━━━━━ Exercise materials ━━━━━
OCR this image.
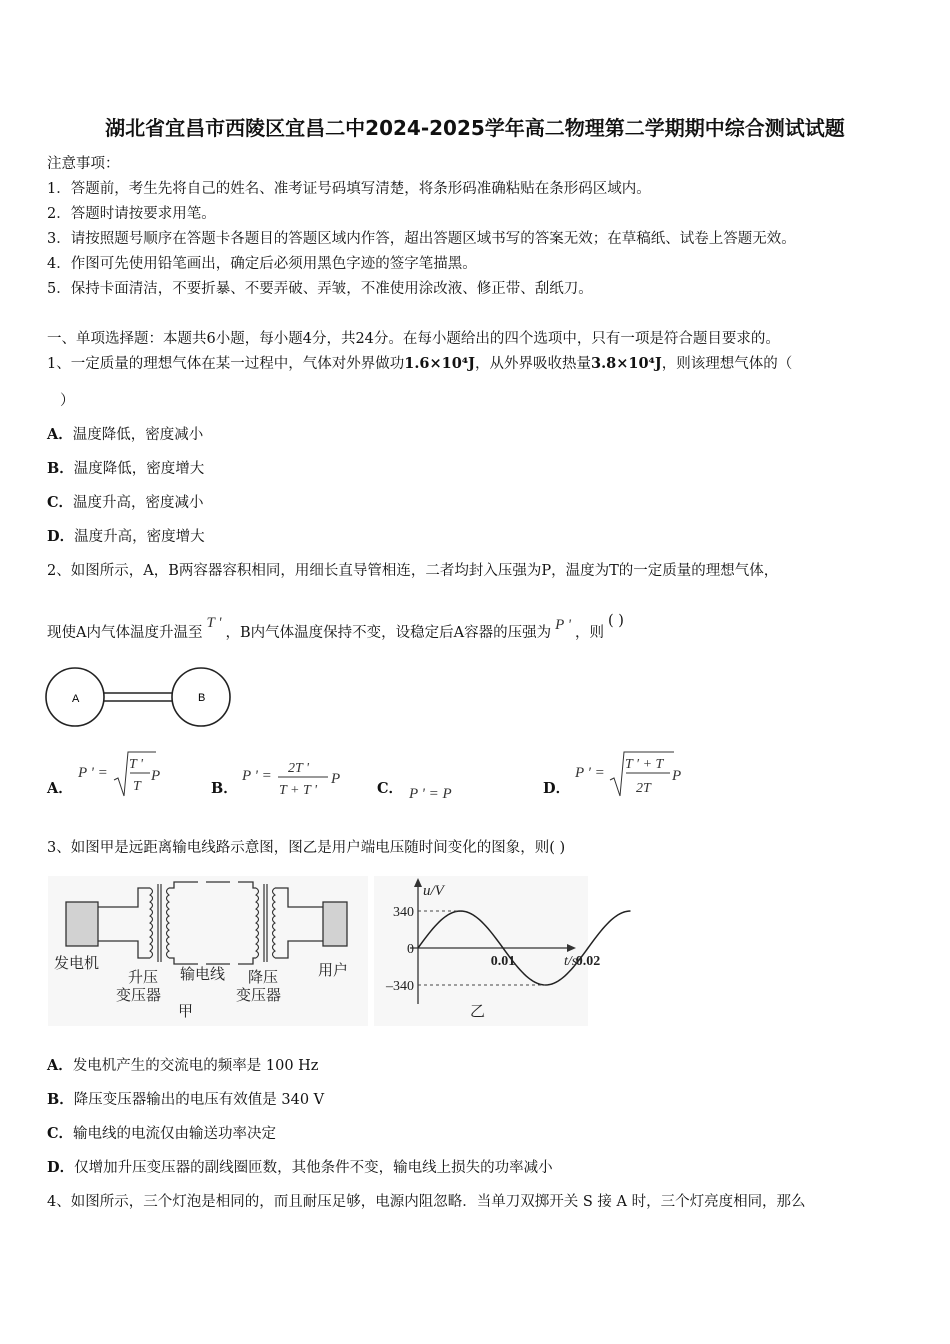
湖北省宜昌市西陵区宜昌二中2024-2025学年高二物理第二学期期中综合测试试题
注意事项：
1．答题前，考生先将自己的姓名、准考证号码填写清楚，将条形码准确粘贴在条形码区域内。
2．答题时请按要求用笔。
3．请按照题号顺序在答题卡各题目的答题区域内作答，超出答题区域书写的答案无效；在草稿纸、试卷上答题无效。
4．作图可先使用铅笔画出，确定后必须用黑色字迹的签字笔描黑。
5．保持卡面清洁，不要折暴、不要弄破、弄皱，不准使用涂改液、修正带、刮纸刀。
一、单项选择题：本题共6小题，每小题4分，共24分。在每小题给出的四个选项中，只有一项是符合题目要求的。
1、一定质量的理想气体在某一过程中，气体对外界做功1.6×10⁴J，从外界吸收热量3.8×10⁴J，则该理想气体的（
）
A．温度降低，密度减小
B．温度降低，密度增大
C．温度升高，密度减小
D．温度升高，密度增大
2、如图所示，A，B两容器容积相同，用细长直导管相连，二者均封入压强为P，温度为T的一定质量的理想气体，
现使A内气体温度升温至T '，B内气体温度保持不变，设稳定后A容器的压强为 P ' ，则( )
A	B
A．
P ' =
T '
T
P
B．
P ' = 2T '
T + T '
P
C． P ' = P	D．
P ′ =
T ′ + T
2T
P
3、如图甲是远距离输电线路示意图，图乙是用户端电压随时间变化的图象，则( )
发电机
升压
变压器
输电线 降压
变压器
用户
甲
u/V
t/s
340
0
–340
0.01	0.02
乙
A．发电机产生的交流电的频率是 100 Hz
B．降压变压器输出的电压有效值是 340 V
C．输电线的电流仅由输送功率决定
D．仅增加升压变压器的副线圈匝数，其他条件不变，输电线上损失的功率减小
4、如图所示，三个灯泡是相同的，而且耐压足够，电源内阻忽略．当单刀双掷开关 S 接 A 时，三个灯亮度相同，那么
━━━━━
_What this task involves_. Copy the records above exactly, omitting every picture.

_The reply_.
OCR this image.
湖北省宜昌市西陵区宜昌二中2024-2025学年高二物理第二学期期中综合测试试题
注意事项：
1．答题前，考生先将自己的姓名、准考证号码填写清楚，将条形码准确粘贴在条形码区域内。
2．答题时请按要求用笔。
3．请按照题号顺序在答题卡各题目的答题区域内作答，超出答题区域书写的答案无效；在草稿纸、试卷上答题无效。
4．作图可先使用铅笔画出，确定后必须用黑色字迹的签字笔描黑。
5．保持卡面清洁，不要折暴、不要弄破、弄皱，不准使用涂改液、修正带、刮纸刀。
一、单项选择题：本题共6小题，每小题4分，共24分。在每小题给出的四个选项中，只有一项是符合题目要求的。
1、一定质量的理想气体在某一过程中，气体对外界做功1.6×10⁴J，从外界吸收热量3.8×10⁴J，则该理想气体的（
）
A．温度降低，密度减小
B．温度降低，密度增大
C．温度升高，密度减小
D．温度升高，密度增大
2、如图所示，A，B两容器容积相同，用细长直导管相连，二者均封入压强为P，温度为T的一定质量的理想气体，
现使A内气体温度升温至T '，B内气体温度保持不变，设稳定后A容器的压强为 P ' ，则( )
A	B
A．
P ' =
T '
T
P
B．
P ' = 2T '
T + T '
P
C． P ' = P	D．
P ′ =
T ′ + T
2T
P
3、如图甲是远距离输电线路示意图，图乙是用户端电压随时间变化的图象，则( )
发电机
升压
变压器
输电线 降压
变压器
用户
甲
u/V
t/s
340
0
–340
0.01	0.02
乙
A．发电机产生的交流电的频率是 100 Hz
B．降压变压器输出的电压有效值是 340 V
C．输电线的电流仅由输送功率决定
D．仅增加升压变压器的副线圈匝数，其他条件不变，输电线上损失的功率减小
4、如图所示，三个灯泡是相同的，而且耐压足够，电源内阻忽略．当单刀双掷开关 S 接 A 时，三个灯亮度相同，那么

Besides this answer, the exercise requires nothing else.